▶ **GIVEN INSTRUCTION**
Could the lines from the one with "Convert this document image to plain text." through the end of the listing be restated exactly, with nothing else included?

Dataset items
------------------------------------------------------------

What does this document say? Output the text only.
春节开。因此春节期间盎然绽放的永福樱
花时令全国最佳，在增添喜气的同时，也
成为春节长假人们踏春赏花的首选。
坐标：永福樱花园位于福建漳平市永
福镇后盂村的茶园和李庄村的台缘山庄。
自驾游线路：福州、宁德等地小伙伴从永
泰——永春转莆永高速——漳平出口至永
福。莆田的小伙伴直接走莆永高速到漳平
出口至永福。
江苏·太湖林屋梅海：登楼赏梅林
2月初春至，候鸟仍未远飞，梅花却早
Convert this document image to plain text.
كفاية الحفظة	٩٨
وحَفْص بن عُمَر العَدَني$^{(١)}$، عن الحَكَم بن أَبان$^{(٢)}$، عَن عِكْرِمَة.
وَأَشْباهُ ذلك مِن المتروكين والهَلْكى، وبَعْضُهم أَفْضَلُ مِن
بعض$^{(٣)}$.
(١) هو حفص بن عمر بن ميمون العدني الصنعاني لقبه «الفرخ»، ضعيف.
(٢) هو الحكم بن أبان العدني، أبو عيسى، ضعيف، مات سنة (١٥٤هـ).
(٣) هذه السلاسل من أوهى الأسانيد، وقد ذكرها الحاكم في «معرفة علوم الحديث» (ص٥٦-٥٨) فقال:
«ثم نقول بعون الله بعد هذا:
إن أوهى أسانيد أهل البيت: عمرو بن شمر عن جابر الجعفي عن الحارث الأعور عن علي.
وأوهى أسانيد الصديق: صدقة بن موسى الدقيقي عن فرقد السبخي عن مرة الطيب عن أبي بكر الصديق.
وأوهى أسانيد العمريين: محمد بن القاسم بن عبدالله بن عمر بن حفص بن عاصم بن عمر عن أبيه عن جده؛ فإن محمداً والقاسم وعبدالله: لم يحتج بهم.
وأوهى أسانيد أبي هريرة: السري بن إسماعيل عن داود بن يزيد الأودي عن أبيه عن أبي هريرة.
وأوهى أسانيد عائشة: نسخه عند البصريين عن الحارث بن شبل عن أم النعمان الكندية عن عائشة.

------------------------------------------------------------

▶ **EXERCISE ANSWER**
Convert this document image to plain text.
كفاية الحفظة	٩٨
وحَفْص بن عُمَر العَدَني$^{(١)}$، عن الحَكَم بن أَبان$^{(٢)}$، عَن عِكْرِمَة.
وَأَشْباهُ ذلك مِن المتروكين والهَلْكى، وبَعْضُهم أَفْضَلُ مِن
بعض$^{(٣)}$.
(١) هو حفص بن عمر بن ميمون العدني الصنعاني لقبه «الفرخ»، ضعيف.
(٢) هو الحكم بن أبان العدني، أبو عيسى، ضعيف، مات سنة (١٥٤هـ).
(٣) هذه السلاسل من أوهى الأسانيد، وقد ذكرها الحاكم في «معرفة علوم الحديث» (ص٥٦-٥٨) فقال:
«ثم نقول بعون الله بعد هذا:
إن أوهى أسانيد أهل البيت: عمرو بن شمر عن جابر الجعفي عن الحارث الأعور عن علي.
وأوهى أسانيد الصديق: صدقة بن موسى الدقيقي عن فرقد السبخي عن مرة الطيب عن أبي بكر الصديق.
وأوهى أسانيد العمريين: محمد بن القاسم بن عبدالله بن عمر بن حفص بن عاصم بن عمر عن أبيه عن جده؛ فإن محمداً والقاسم وعبدالله: لم يحتج بهم.
وأوهى أسانيد أبي هريرة: السري بن إسماعيل عن داود بن يزيد الأودي عن أبيه عن أبي هريرة.
وأوهى أسانيد عائشة: نسخه عند البصريين عن الحارث بن شبل عن أم النعمان الكندية عن عائشة.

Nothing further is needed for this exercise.